◆ **TASK INPUTS**
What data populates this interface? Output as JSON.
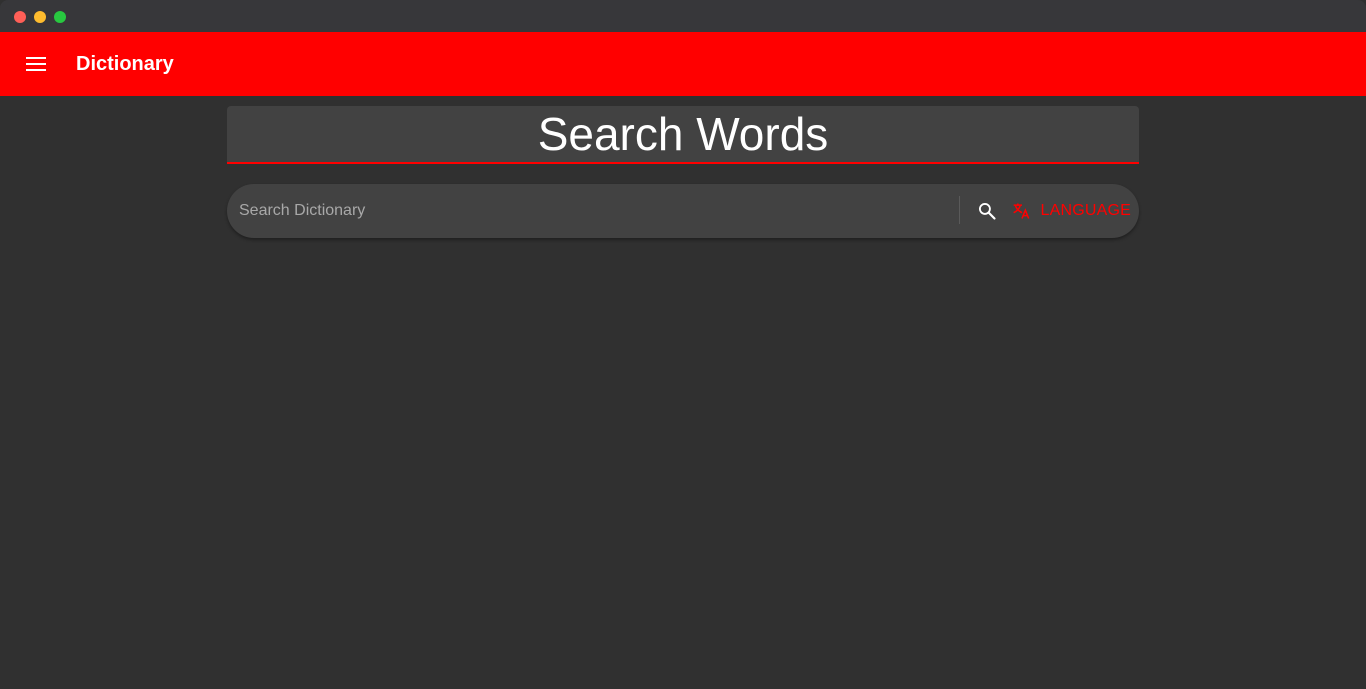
{
  "colors": {
    "accent": "#ff0000",
    "background": "#303030",
    "surface": "#424242",
    "titlebar": "#37373a"
  },
  "titlebar": {
    "buttons": [
      "close",
      "minimize",
      "maximize"
    ]
  },
  "appbar": {
    "menu_icon": "menu-icon",
    "title": "Dictionary"
  },
  "main": {
    "heading": "Search Words",
    "search": {
      "value": "",
      "placeholder": "Search Dictionary",
      "search_icon": "search-icon",
      "language_icon": "translate-icon",
      "language_label": "LANGUAGE"
    }
  }
}
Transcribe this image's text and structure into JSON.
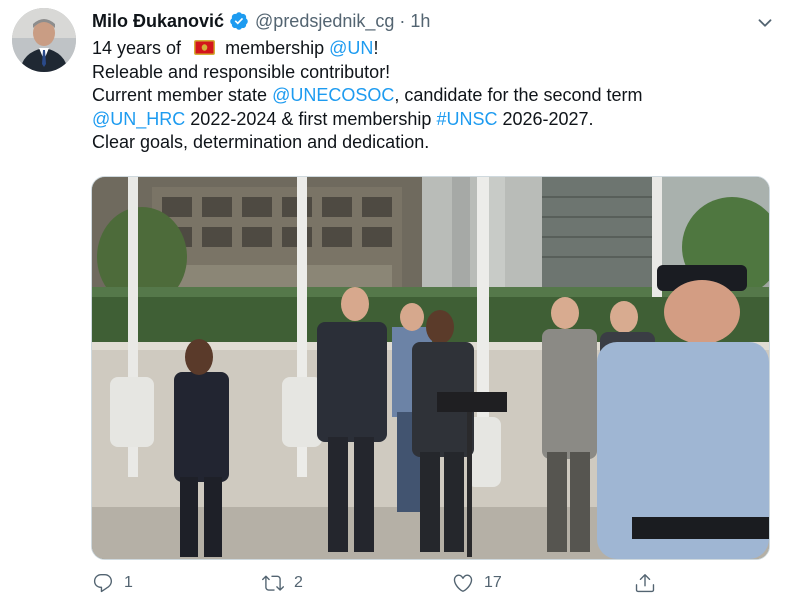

◆ **EXERCISE REQUIREMENTS**
Leave the pictures out and output the rest of the listing exactly.

◆ **FULL OUTPUT**
What data populates this interface? Output as JSON.
{
  "colors": {
    "accent": "#ff0000",
    "background": "#303030",
    "surface": "#424242",
    "titlebar": "#37373a"
  },
  "titlebar": {
    "buttons": [
      "close",
      "minimize",
      "maximize"
    ]
  },
  "appbar": {
    "menu_icon": "menu-icon",
    "title": "Dictionary"
  },
  "main": {
    "heading": "Search Words",
    "search": {
      "value": "",
      "placeholder": "Search Dictionary",
      "search_icon": "search-icon",
      "language_icon": "translate-icon",
      "language_label": "LANGUAGE"
    }
  }
}
Transcribe this image's text and structure into JSON.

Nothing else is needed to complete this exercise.